Written exercise ▸ Extract each of the following lines verbatim, keeping every character and the original order.

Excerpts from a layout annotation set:
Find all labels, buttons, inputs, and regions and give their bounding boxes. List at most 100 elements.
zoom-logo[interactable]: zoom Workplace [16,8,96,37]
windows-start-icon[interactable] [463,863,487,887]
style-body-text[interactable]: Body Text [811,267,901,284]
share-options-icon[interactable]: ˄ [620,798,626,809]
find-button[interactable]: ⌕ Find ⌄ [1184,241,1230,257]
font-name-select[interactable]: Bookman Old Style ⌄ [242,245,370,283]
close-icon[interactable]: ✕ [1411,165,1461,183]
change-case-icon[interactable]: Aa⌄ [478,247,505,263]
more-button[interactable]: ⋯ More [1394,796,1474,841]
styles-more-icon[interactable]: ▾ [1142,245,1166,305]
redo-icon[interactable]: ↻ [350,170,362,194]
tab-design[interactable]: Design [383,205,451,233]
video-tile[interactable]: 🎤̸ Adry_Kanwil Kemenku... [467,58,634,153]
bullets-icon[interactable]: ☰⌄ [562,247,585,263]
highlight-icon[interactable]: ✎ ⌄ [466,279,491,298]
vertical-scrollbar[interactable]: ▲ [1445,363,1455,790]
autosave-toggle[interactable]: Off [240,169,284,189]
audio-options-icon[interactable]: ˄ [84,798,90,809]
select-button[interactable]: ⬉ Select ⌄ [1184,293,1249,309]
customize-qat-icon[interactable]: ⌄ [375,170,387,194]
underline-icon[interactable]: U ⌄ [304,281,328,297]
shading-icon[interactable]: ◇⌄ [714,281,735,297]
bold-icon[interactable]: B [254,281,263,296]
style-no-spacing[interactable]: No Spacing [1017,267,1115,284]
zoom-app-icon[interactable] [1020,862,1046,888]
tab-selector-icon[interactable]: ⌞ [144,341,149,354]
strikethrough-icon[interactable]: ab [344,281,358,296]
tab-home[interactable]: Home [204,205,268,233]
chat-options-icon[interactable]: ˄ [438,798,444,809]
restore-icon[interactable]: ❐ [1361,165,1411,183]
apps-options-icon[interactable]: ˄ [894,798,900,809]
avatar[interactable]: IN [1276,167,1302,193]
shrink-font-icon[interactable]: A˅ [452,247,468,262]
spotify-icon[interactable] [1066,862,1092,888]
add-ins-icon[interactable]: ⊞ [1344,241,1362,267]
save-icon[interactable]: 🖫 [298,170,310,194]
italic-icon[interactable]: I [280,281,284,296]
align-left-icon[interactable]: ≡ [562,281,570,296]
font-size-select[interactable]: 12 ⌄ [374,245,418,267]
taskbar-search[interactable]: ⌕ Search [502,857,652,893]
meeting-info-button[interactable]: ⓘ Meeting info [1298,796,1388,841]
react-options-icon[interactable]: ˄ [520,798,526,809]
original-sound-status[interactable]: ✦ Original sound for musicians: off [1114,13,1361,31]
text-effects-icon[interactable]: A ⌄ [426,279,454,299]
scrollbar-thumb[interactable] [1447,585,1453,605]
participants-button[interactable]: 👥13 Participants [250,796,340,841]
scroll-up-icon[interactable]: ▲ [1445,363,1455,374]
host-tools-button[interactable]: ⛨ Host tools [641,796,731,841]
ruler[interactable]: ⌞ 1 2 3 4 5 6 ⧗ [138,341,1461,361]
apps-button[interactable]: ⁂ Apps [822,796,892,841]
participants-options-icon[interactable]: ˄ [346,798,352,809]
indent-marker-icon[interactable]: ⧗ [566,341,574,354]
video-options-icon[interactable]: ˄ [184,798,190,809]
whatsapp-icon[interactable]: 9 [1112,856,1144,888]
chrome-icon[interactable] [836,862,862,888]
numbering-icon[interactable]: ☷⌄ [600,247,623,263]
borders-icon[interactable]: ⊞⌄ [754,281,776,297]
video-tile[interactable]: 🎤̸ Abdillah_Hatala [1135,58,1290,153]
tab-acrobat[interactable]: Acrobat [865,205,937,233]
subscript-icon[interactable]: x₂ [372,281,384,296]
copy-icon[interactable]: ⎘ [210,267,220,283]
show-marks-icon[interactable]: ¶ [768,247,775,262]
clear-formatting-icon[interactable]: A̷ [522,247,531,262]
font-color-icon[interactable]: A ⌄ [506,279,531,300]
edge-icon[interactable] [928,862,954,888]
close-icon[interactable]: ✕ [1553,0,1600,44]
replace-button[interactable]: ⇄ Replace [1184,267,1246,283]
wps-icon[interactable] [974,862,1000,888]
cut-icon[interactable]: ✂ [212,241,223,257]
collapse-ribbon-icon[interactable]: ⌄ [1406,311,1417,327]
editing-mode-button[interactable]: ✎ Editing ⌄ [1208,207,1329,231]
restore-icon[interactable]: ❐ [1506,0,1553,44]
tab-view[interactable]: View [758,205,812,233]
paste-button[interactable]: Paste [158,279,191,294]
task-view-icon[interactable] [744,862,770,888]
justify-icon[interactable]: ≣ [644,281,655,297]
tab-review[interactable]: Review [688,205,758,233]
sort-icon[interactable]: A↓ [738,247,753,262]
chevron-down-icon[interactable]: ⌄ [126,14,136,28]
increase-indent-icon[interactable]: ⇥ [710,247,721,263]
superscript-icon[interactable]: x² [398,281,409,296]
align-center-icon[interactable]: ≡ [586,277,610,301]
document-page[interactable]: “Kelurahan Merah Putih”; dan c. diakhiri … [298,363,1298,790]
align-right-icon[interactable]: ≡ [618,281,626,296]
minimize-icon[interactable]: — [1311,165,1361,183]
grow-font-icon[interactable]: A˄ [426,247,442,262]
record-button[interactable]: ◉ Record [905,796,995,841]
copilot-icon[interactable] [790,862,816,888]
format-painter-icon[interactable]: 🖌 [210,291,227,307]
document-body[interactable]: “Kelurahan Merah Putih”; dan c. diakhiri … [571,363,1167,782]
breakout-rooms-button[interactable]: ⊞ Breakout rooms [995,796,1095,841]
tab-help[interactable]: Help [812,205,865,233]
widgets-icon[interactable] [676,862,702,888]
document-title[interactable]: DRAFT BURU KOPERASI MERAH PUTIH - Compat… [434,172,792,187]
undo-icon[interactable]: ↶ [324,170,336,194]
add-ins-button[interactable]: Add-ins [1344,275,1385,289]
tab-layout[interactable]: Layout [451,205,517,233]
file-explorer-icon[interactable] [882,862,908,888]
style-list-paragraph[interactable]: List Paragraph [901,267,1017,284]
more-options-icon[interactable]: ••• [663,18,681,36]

Exercise result ▸
Find all labels, buttons, inputs, and regions and give their bounding boxes. List at most 100 elements.
zoom-logo[interactable]: zoom Workplace [16,8,96,37]
windows-start-icon[interactable] [463,863,487,887]
style-body-text[interactable]: Body Text [811,267,901,284]
share-options-icon[interactable]: ˄ [620,798,626,809]
find-button[interactable]: ⌕ Find ⌄ [1184,241,1230,257]
font-name-select[interactable]: Bookman Old Style ⌄ [242,245,370,283]
close-icon[interactable]: ✕ [1411,165,1461,183]
change-case-icon[interactable]: Aa⌄ [478,247,505,263]
more-button[interactable]: ⋯ More [1394,796,1474,841]
styles-more-icon[interactable]: ▾ [1142,245,1166,305]
redo-icon[interactable]: ↻ [350,170,362,194]
tab-design[interactable]: Design [383,205,451,233]
video-tile[interactable]: 🎤̸ Adry_Kanwil Kemenku... [467,58,634,153]
bullets-icon[interactable]: ☰⌄ [562,247,585,263]
highlight-icon[interactable]: ✎ ⌄ [466,279,491,298]
vertical-scrollbar[interactable]: ▲ [1445,363,1455,790]
autosave-toggle[interactable]: Off [240,169,284,189]
audio-options-icon[interactable]: ˄ [84,798,90,809]
select-button[interactable]: ⬉ Select ⌄ [1184,293,1249,309]
customize-qat-icon[interactable]: ⌄ [375,170,387,194]
underline-icon[interactable]: U ⌄ [304,281,328,297]
shading-icon[interactable]: ◇⌄ [714,281,735,297]
bold-icon[interactable]: B [254,281,263,296]
style-no-spacing[interactable]: No Spacing [1017,267,1115,284]
zoom-app-icon[interactable] [1020,862,1046,888]
tab-selector-icon[interactable]: ⌞ [144,341,149,354]
strikethrough-icon[interactable]: ab [344,281,358,296]
tab-home[interactable]: Home [204,205,268,233]
chat-options-icon[interactable]: ˄ [438,798,444,809]
restore-icon[interactable]: ❐ [1361,165,1411,183]
apps-options-icon[interactable]: ˄ [894,798,900,809]
avatar[interactable]: IN [1276,167,1302,193]
shrink-font-icon[interactable]: A˅ [452,247,468,262]
spotify-icon[interactable] [1066,862,1092,888]
add-ins-icon[interactable]: ⊞ [1344,241,1362,267]
save-icon[interactable]: 🖫 [298,170,310,194]
italic-icon[interactable]: I [280,281,284,296]
align-left-icon[interactable]: ≡ [562,281,570,296]
font-size-select[interactable]: 12 ⌄ [374,245,418,267]
taskbar-search[interactable]: ⌕ Search [502,857,652,893]
meeting-info-button[interactable]: ⓘ Meeting info [1298,796,1388,841]
react-options-icon[interactable]: ˄ [520,798,526,809]
original-sound-status[interactable]: ✦ Original sound for musicians: off [1114,13,1361,31]
text-effects-icon[interactable]: A ⌄ [426,279,454,299]
scrollbar-thumb[interactable] [1447,585,1453,605]
participants-button[interactable]: 👥13 Participants [250,796,340,841]
scroll-up-icon[interactable]: ▲ [1445,363,1455,374]
host-tools-button[interactable]: ⛨ Host tools [641,796,731,841]
ruler[interactable]: ⌞ 1 2 3 4 5 6 ⧗ [138,341,1461,361]
apps-button[interactable]: ⁂ Apps [822,796,892,841]
participants-options-icon[interactable]: ˄ [346,798,352,809]
indent-marker-icon[interactable]: ⧗ [566,341,574,354]
video-options-icon[interactable]: ˄ [184,798,190,809]
whatsapp-icon[interactable]: 9 [1112,856,1144,888]
chrome-icon[interactable] [836,862,862,888]
numbering-icon[interactable]: ☷⌄ [600,247,623,263]
borders-icon[interactable]: ⊞⌄ [754,281,776,297]
video-tile[interactable]: 🎤̸ Abdillah_Hatala [1135,58,1290,153]
tab-acrobat[interactable]: Acrobat [865,205,937,233]
subscript-icon[interactable]: x₂ [372,281,384,296]
copy-icon[interactable]: ⎘ [210,267,220,283]
show-marks-icon[interactable]: ¶ [768,247,775,262]
clear-formatting-icon[interactable]: A̷ [522,247,531,262]
font-color-icon[interactable]: A ⌄ [506,279,531,300]
edge-icon[interactable] [928,862,954,888]
close-icon[interactable]: ✕ [1553,0,1600,44]
replace-button[interactable]: ⇄ Replace [1184,267,1246,283]
wps-icon[interactable] [974,862,1000,888]
cut-icon[interactable]: ✂ [212,241,223,257]
collapse-ribbon-icon[interactable]: ⌄ [1406,311,1417,327]
editing-mode-button[interactable]: ✎ Editing ⌄ [1208,207,1329,231]
restore-icon[interactable]: ❐ [1506,0,1553,44]
tab-view[interactable]: View [758,205,812,233]
paste-button[interactable]: Paste [158,279,191,294]
task-view-icon[interactable] [744,862,770,888]
justify-icon[interactable]: ≣ [644,281,655,297]
tab-review[interactable]: Review [688,205,758,233]
sort-icon[interactable]: A↓ [738,247,753,262]
chevron-down-icon[interactable]: ⌄ [126,14,136,28]
increase-indent-icon[interactable]: ⇥ [710,247,721,263]
superscript-icon[interactable]: x² [398,281,409,296]
align-center-icon[interactable]: ≡ [586,277,610,301]
document-page[interactable]: “Kelurahan Merah Putih”; dan c. diakhiri … [298,363,1298,790]
align-right-icon[interactable]: ≡ [618,281,626,296]
minimize-icon[interactable]: — [1311,165,1361,183]
grow-font-icon[interactable]: A˄ [426,247,442,262]
record-button[interactable]: ◉ Record [905,796,995,841]
copilot-icon[interactable] [790,862,816,888]
format-painter-icon[interactable]: 🖌 [210,291,227,307]
document-body[interactable]: “Kelurahan Merah Putih”; dan c. diakhiri … [571,363,1167,782]
breakout-rooms-button[interactable]: ⊞ Breakout rooms [995,796,1095,841]
tab-help[interactable]: Help [812,205,865,233]
widgets-icon[interactable] [676,862,702,888]
document-title[interactable]: DRAFT BURU KOPERASI MERAH PUTIH - Compat… [434,172,792,187]
undo-icon[interactable]: ↶ [324,170,336,194]
add-ins-button[interactable]: Add-ins [1344,275,1385,289]
tab-layout[interactable]: Layout [451,205,517,233]
file-explorer-icon[interactable] [882,862,908,888]
style-list-paragraph[interactable]: List Paragraph [901,267,1017,284]
more-options-icon[interactable]: ••• [663,18,681,36]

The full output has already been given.